▶ Raw records
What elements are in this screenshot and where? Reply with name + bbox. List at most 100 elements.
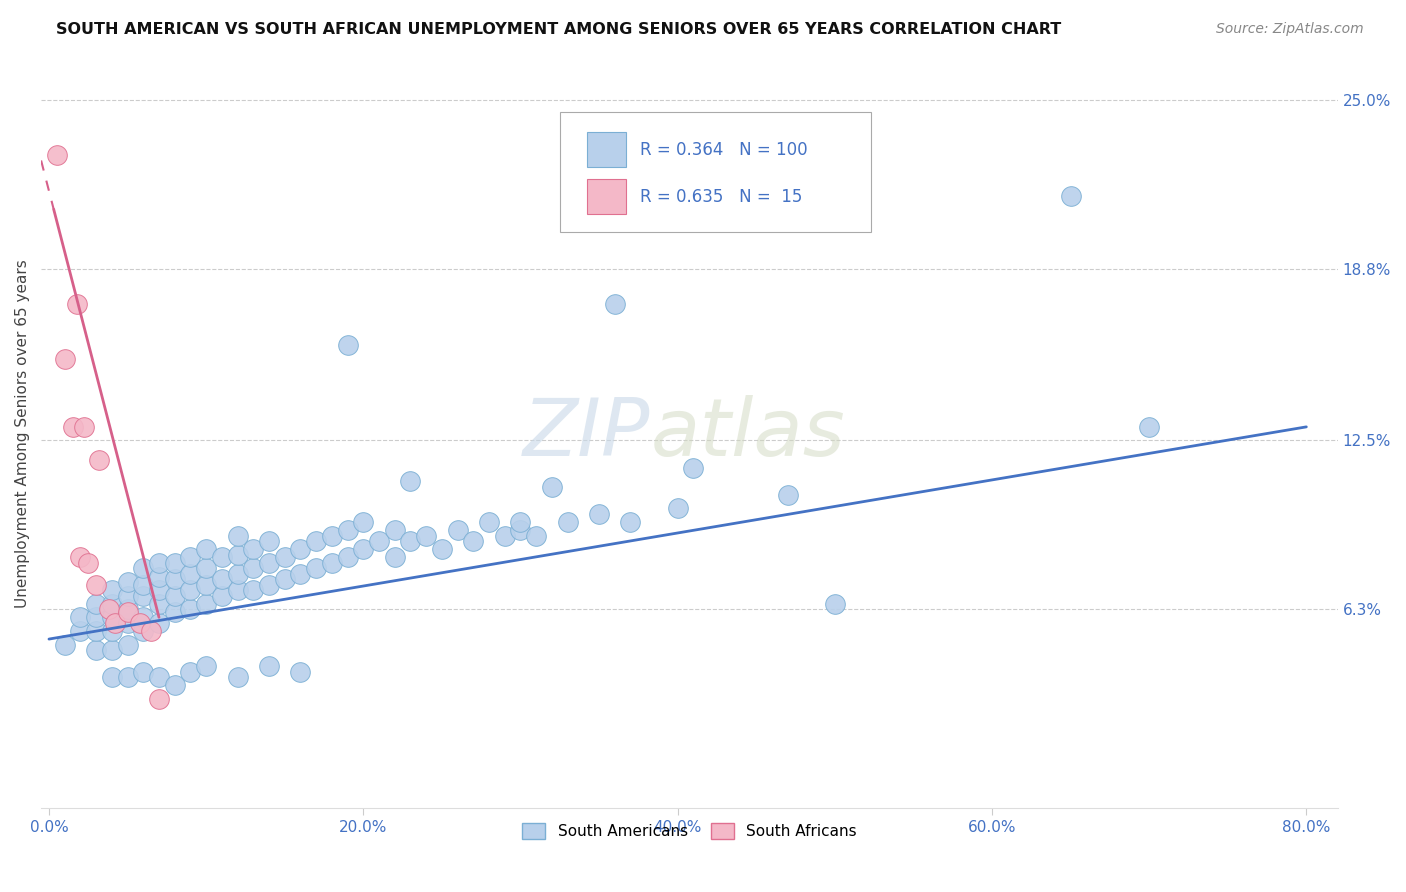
Point — [399, 534, 422, 549]
Point — [148, 583, 170, 598]
Point — [132, 589, 155, 603]
Point — [139, 624, 162, 638]
Point — [226, 529, 249, 543]
Point — [179, 566, 201, 581]
Point — [557, 515, 579, 529]
Point — [541, 480, 564, 494]
Point — [148, 569, 170, 583]
Point — [45, 148, 67, 162]
Point — [588, 507, 610, 521]
Point — [77, 556, 100, 570]
Point — [524, 529, 547, 543]
Point — [117, 605, 139, 619]
Point — [53, 638, 76, 652]
Point — [257, 577, 280, 591]
Point — [226, 583, 249, 598]
Point — [89, 452, 111, 467]
FancyBboxPatch shape — [560, 112, 870, 232]
Point — [305, 561, 328, 575]
Point — [415, 529, 437, 543]
Y-axis label: Unemployment Among Seniors over 65 years: Unemployment Among Seniors over 65 years — [15, 260, 30, 608]
Point — [274, 550, 297, 565]
Point — [352, 515, 374, 529]
Point — [132, 561, 155, 575]
Point — [179, 550, 201, 565]
Point — [290, 665, 312, 679]
Point — [101, 583, 124, 598]
Point — [195, 542, 218, 557]
Point — [257, 534, 280, 549]
Point — [195, 597, 218, 611]
Point — [117, 615, 139, 630]
Point — [242, 542, 264, 557]
Point — [824, 597, 846, 611]
Point — [682, 460, 704, 475]
Point — [179, 665, 201, 679]
Point — [69, 550, 91, 565]
Point — [69, 610, 91, 624]
Point — [84, 610, 107, 624]
Point — [84, 624, 107, 638]
Point — [211, 572, 233, 586]
Point — [336, 550, 359, 565]
Point — [101, 643, 124, 657]
Text: ZIP: ZIP — [523, 394, 651, 473]
Text: SOUTH AMERICAN VS SOUTH AFRICAN UNEMPLOYMENT AMONG SENIORS OVER 65 YEARS CORRELA: SOUTH AMERICAN VS SOUTH AFRICAN UNEMPLOY… — [56, 22, 1062, 37]
Point — [148, 615, 170, 630]
Point — [132, 665, 155, 679]
Point — [132, 610, 155, 624]
Point — [384, 550, 406, 565]
Point — [226, 548, 249, 562]
Point — [101, 624, 124, 638]
Point — [148, 556, 170, 570]
Point — [62, 420, 84, 434]
Point — [132, 577, 155, 591]
Point — [494, 529, 516, 543]
Point — [179, 583, 201, 598]
Point — [163, 589, 186, 603]
Point — [148, 692, 170, 706]
Point — [321, 529, 343, 543]
Point — [226, 670, 249, 684]
Point — [117, 670, 139, 684]
Point — [321, 556, 343, 570]
Text: Source: ZipAtlas.com: Source: ZipAtlas.com — [1216, 22, 1364, 37]
Point — [463, 534, 485, 549]
Point — [290, 566, 312, 581]
Point — [257, 556, 280, 570]
Point — [603, 297, 626, 311]
Point — [336, 338, 359, 352]
Point — [117, 589, 139, 603]
Point — [101, 610, 124, 624]
Point — [179, 602, 201, 616]
Point — [117, 602, 139, 616]
Point — [97, 602, 120, 616]
Point — [384, 523, 406, 537]
Point — [195, 561, 218, 575]
Point — [290, 542, 312, 557]
Point — [104, 615, 127, 630]
Point — [163, 556, 186, 570]
Point — [163, 572, 186, 586]
Point — [66, 297, 89, 311]
Point — [148, 670, 170, 684]
Point — [163, 605, 186, 619]
Point — [430, 542, 453, 557]
Point — [117, 574, 139, 589]
Point — [69, 624, 91, 638]
Point — [195, 659, 218, 673]
Point — [195, 577, 218, 591]
Point — [509, 523, 531, 537]
Point — [117, 638, 139, 652]
Point — [776, 488, 799, 502]
Legend: South Americans, South Africans: South Americans, South Africans — [516, 817, 862, 845]
Point — [509, 515, 531, 529]
Point — [84, 597, 107, 611]
Point — [211, 550, 233, 565]
Point — [274, 572, 297, 586]
Point — [1059, 188, 1081, 202]
Point — [399, 475, 422, 489]
Text: R = 0.364   N = 100: R = 0.364 N = 100 — [640, 141, 808, 159]
Point — [242, 561, 264, 575]
Point — [163, 678, 186, 692]
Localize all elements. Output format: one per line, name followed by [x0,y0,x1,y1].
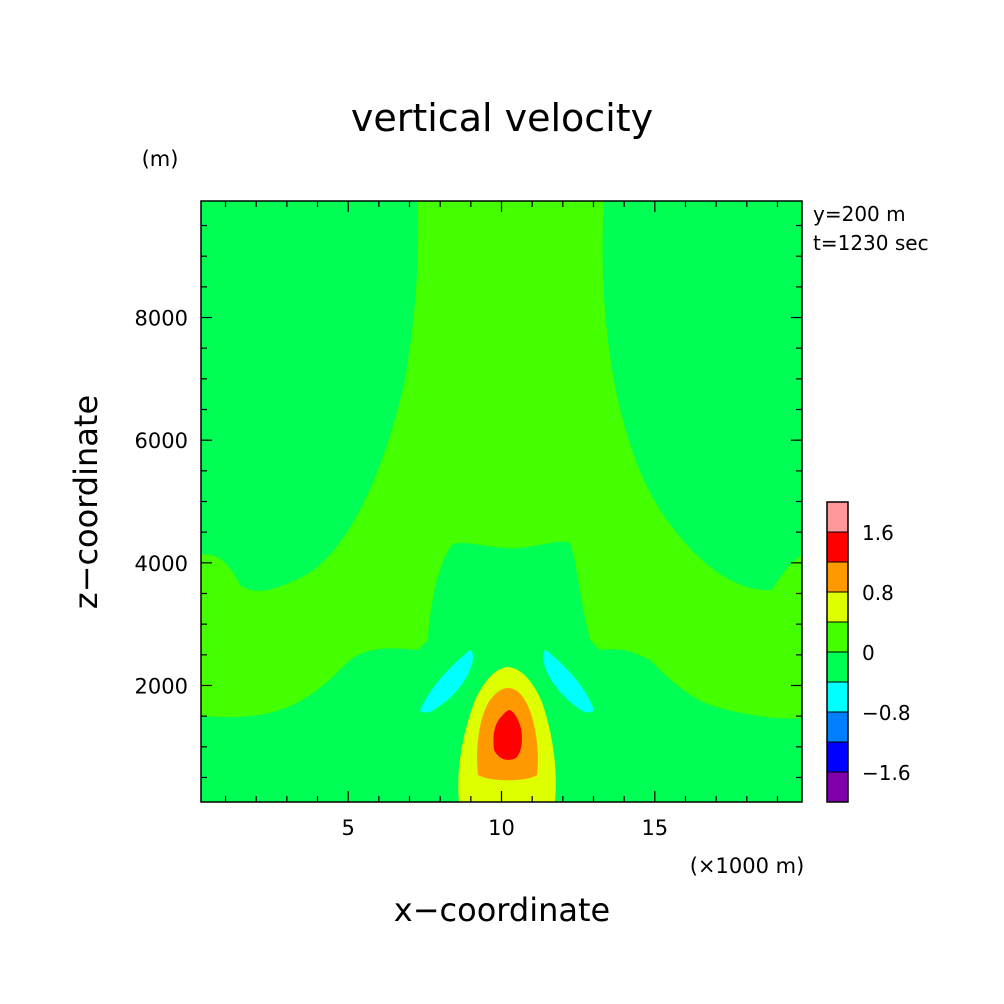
colorbar-label: −1.6 [862,761,911,785]
colorbar-swatch [827,502,848,532]
colorbar-frame [826,501,849,803]
annotation-t: t=1230 sec [813,231,929,255]
region-lower-right-lobe [575,703,802,802]
x-tick-label: 5 [341,816,354,840]
colorbar-swatch [827,532,848,562]
colorbar-swatch [827,652,848,682]
region-left-downdraft [420,650,473,713]
x-tick-labels: 5 10 15 [341,816,668,840]
colorbar-swatch [827,772,848,802]
region-lower-left-lobe [201,703,435,802]
annotation-y: y=200 m [813,202,906,226]
y-tick-label: 4000 [135,552,188,576]
colorbar-swatch [827,562,848,592]
x-tick-label: 15 [641,816,668,840]
colorbar-swatch [827,742,848,772]
colorbar-swatch [827,682,848,712]
region-updraft-band [201,201,802,719]
plot-area: 5 10 15 2000 4000 6000 8000 [135,200,803,840]
y-tick-labels: 2000 4000 6000 8000 [135,307,188,699]
y-unit-label: (m) [142,147,179,171]
region-updraft-1.2 [493,710,522,760]
y-tick-label: 8000 [135,307,188,331]
x-tick-label: 10 [488,816,515,840]
y-tick-label: 6000 [135,429,188,453]
x-unit-label: (×1000 m) [690,854,805,878]
region-right-downdraft [543,650,594,713]
axis-ticks [201,201,802,802]
x-axis-label: x−coordinate [394,891,610,929]
y-tick-label: 2000 [135,674,188,698]
colorbar-swatch [827,712,848,742]
colorbar-swatch [827,592,848,622]
y-axis-label: z−coordinate [67,395,105,609]
chart-title: vertical velocity [351,96,653,140]
colorbar-label: 0 [862,641,875,665]
colorbar: −1.6 −0.8 0 0.8 1.6 [826,501,911,803]
colorbar-swatch [827,622,848,652]
colorbar-label: 1.6 [862,521,894,545]
colorbar-label: 0.8 [862,581,894,605]
colorbar-label: −0.8 [862,701,911,725]
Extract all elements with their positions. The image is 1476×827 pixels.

▶ Work required
Rewrite every row above as a Markdown table with the columns Row and Line, giving each non-blank line its number and its text. Skip blank lines and leave out the pictures.

▶ Final answer
| Row | Line |
|---|---|
| 1 | What elements are in this screenshot and where? Reply with name + bbox. List at most 100 elements. |
| 2 | Point — [399, 534, 422, 549] |
| 3 | Point — [148, 583, 170, 598] |
| 4 | Point — [132, 589, 155, 603] |
| 5 | Point — [139, 624, 162, 638] |
| 6 | Point — [226, 529, 249, 543] |
| 7 | Point — [179, 566, 201, 581] |
| 8 | Point — [557, 515, 579, 529] |
| 9 | Point — [541, 480, 564, 494] |
| 10 | Point — [148, 569, 170, 583] |
| 11 | Point — [45, 148, 67, 162] |
| 12 | Point — [588, 507, 610, 521] |
| 13 | Point — [77, 556, 100, 570] |
| 14 | Point — [524, 529, 547, 543] |
| 15 | Point — [117, 605, 139, 619] |
| 16 | Point — [53, 638, 76, 652] |
| 17 | Point — [257, 577, 280, 591] |
| 18 | Point — [226, 583, 249, 598] |
| 19 | Point — [89, 452, 111, 467] |
| 20 | FancyBboxPatch shape — [560, 112, 870, 232] |
| 21 | Point — [305, 561, 328, 575] |
| 22 | Point — [415, 529, 437, 543] |
| 23 | Y-axis label: Unemployment Among Seniors over 65 years: Unemployment Among Seniors over 65 years — [15, 260, 30, 608] |
| 24 | Point — [274, 550, 297, 565] |
| 25 | Point — [352, 515, 374, 529] |
| 26 | Point — [132, 561, 155, 575] |
| 27 | Point — [179, 550, 201, 565] |
| 28 | Point — [290, 665, 312, 679] |
| 29 | Point — [101, 583, 124, 598] |
| 30 | Point — [195, 542, 218, 557] |
| 31 | Point — [257, 534, 280, 549] |
| 32 | Point — [195, 597, 218, 611] |
| 33 | Point — [117, 615, 139, 630] |
| 34 | Point — [242, 542, 264, 557] |
| 35 | Point — [824, 597, 846, 611] |
| 36 | Point — [682, 460, 704, 475] |
| 37 | Point — [179, 665, 201, 679] |
| 38 | Point — [69, 550, 91, 565] |
| 39 | Point — [69, 610, 91, 624] |
| 40 | Point — [84, 610, 107, 624] |
| 41 | Point — [84, 624, 107, 638] |
| 42 | Point — [211, 572, 233, 586] |
| 43 | Point — [336, 550, 359, 565] |
| 44 | Point — [101, 643, 124, 657] |
| 45 | Text: ZIP: ZIP — [523, 394, 651, 473] |
| 46 | Text: SOUTH AMERICAN VS SOUTH AFRICAN UNEMPLOYMENT AMONG SENIORS OVER 65 YEARS CORRELA: SOUTH AMERICAN VS SOUTH AFRICAN UNEMPLOY… — [56, 22, 1062, 37] |
| 47 | Point — [148, 615, 170, 630] |
| 48 | Point — [132, 665, 155, 679] |
| 49 | Point — [132, 610, 155, 624] |
| 50 | Point — [384, 550, 406, 565] |
| 51 | Point — [226, 548, 249, 562] |
| 52 | Point — [101, 624, 124, 638] |
| 53 | Point — [148, 556, 170, 570] |
| 54 | Point — [62, 420, 84, 434] |
| 55 | Point — [132, 577, 155, 591] |
| 56 | Point — [494, 529, 516, 543] |
| 57 | Point — [179, 583, 201, 598] |
| 58 | Point — [163, 589, 186, 603] |
| 59 | Point — [148, 692, 170, 706] |
| 60 | Point — [321, 529, 343, 543] |
| 61 | Point — [226, 670, 249, 684] |
| 62 | Point — [117, 670, 139, 684] |
| 63 | Point — [321, 556, 343, 570] |
| 64 | Text: Source: ZipAtlas.com: Source: ZipAtlas.com — [1216, 22, 1364, 37] |
| 65 | Point — [463, 534, 485, 549] |
| 66 | Point — [290, 566, 312, 581] |
| 67 | Point — [257, 556, 280, 570] |
| 68 | Point — [603, 297, 626, 311] |
| 69 | Point — [336, 338, 359, 352] |
| 70 | Point — [117, 589, 139, 603] |
| 71 | Point — [101, 610, 124, 624] |
| 72 | Point — [179, 602, 201, 616] |
| 73 | Point — [117, 602, 139, 616] |
| 74 | Point — [97, 602, 120, 616] |
| 75 | Point — [384, 523, 406, 537] |
| 76 | Point — [195, 561, 218, 575] |
| 77 | Point — [290, 542, 312, 557] |
| 78 | Point — [104, 615, 127, 630] |
| 79 | Point — [163, 556, 186, 570] |
| 80 | Point — [163, 572, 186, 586] |
| 81 | Point — [66, 297, 89, 311] |
| 82 | Point — [148, 670, 170, 684] |
| 83 | Point — [163, 605, 186, 619] |
| 84 | Point — [430, 542, 453, 557] |
| 85 | Point — [117, 574, 139, 589] |
| 86 | Point — [69, 624, 91, 638] |
| 87 | Point — [195, 659, 218, 673] |
| 88 | Point — [195, 577, 218, 591] |
| 89 | Point — [509, 523, 531, 537] |
| 90 | Point — [117, 638, 139, 652] |
| 91 | Point — [776, 488, 799, 502] |
| 92 | Legend: South Americans, South Africans: South Americans, South Africans — [516, 817, 862, 845] |
| 93 | Point — [509, 515, 531, 529] |
| 94 | Point — [84, 597, 107, 611] |
| 95 | Point — [211, 550, 233, 565] |
| 96 | Point — [274, 572, 297, 586] |
| 97 | Point — [1059, 188, 1081, 202] |
| 98 | Point — [399, 475, 422, 489] |
| 99 | Text: R = 0.364   N = 100: R = 0.364 N = 100 — [640, 141, 808, 159] |
| 100 | Point — [242, 561, 264, 575] |
| 101 | Point — [163, 678, 186, 692] |
| 102 | Localize all elements. Output format: one per line, name followed by [x0,y0,x1,y1]. |
| 103 | colorbar-label: −1.6 [862,761,911,785] |
| 104 | colorbar-swatch [827,502,848,532] |
| 105 | colorbar-frame [826,501,849,803] |
| 106 | annotation-t: t=1230 sec [813,231,929,255] |
| 107 | region-lower-right-lobe [575,703,802,802] |
| 108 | x-tick-label: 5 [341,816,354,840] |
| 109 | colorbar-swatch [827,532,848,562] |
| 110 | colorbar-swatch [827,652,848,682] |
| 111 | region-left-downdraft [420,650,473,713] |
| 112 | x-tick-labels: 5 10 15 [341,816,668,840] |
| 113 | colorbar-swatch [827,772,848,802] |
| 114 | region-lower-left-lobe [201,703,435,802] |
| 115 | annotation-y: y=200 m [813,202,906,226] |
| 116 | y-tick-label: 4000 [135,552,188,576] |
| 117 | colorbar-swatch [827,562,848,592] |
| 118 | x-tick-label: 15 [641,816,668,840] |
| 119 | colorbar-swatch [827,742,848,772] |
| 120 | colorbar-swatch [827,682,848,712] |
| 121 | region-updraft-band [201,201,802,719] |
| 122 | plot-area: 5 10 15 2000 4000 6000 8000 [135,200,803,840] |
| 123 | y-tick-labels: 2000 4000 6000 8000 [135,307,188,699] |
| 124 | y-unit-label: (m) [142,147,179,171] |
| 125 | region-updraft-1.2 [493,710,522,760] |
| 126 | y-tick-label: 8000 [135,307,188,331] |
| 127 | x-tick-label: 10 [488,816,515,840] |
| 128 | y-tick-label: 6000 [135,429,188,453] |
| 129 | x-unit-label: (×1000 m) [690,854,805,878] |
| 130 | region-right-downdraft [543,650,594,713] |
| 131 | axis-ticks [201,201,802,802] |
| 132 | x-axis-label: x−coordinate [394,891,610,929] |
| 133 | y-tick-label: 2000 [135,674,188,698] |
| 134 | colorbar-swatch [827,712,848,742] |
| 135 | colorbar-swatch [827,592,848,622] |
| 136 | y-axis-label: z−coordinate [67,395,105,609] |
| 137 | chart-title: vertical velocity [351,96,653,140] |
| 138 | colorbar-label: 0 [862,641,875,665] |
| 139 | colorbar: −1.6 −0.8 0 0.8 1.6 [826,501,911,803] |
| 140 | colorbar-swatch [827,622,848,652] |
| 141 | colorbar-label: 1.6 [862,521,894,545] |
| 142 | colorbar-label: 0.8 [862,581,894,605] |
| 143 | colorbar-label: −0.8 [862,701,911,725] |
| 144 | Extract all elements with their positions. The image is 1476×827 pixels. |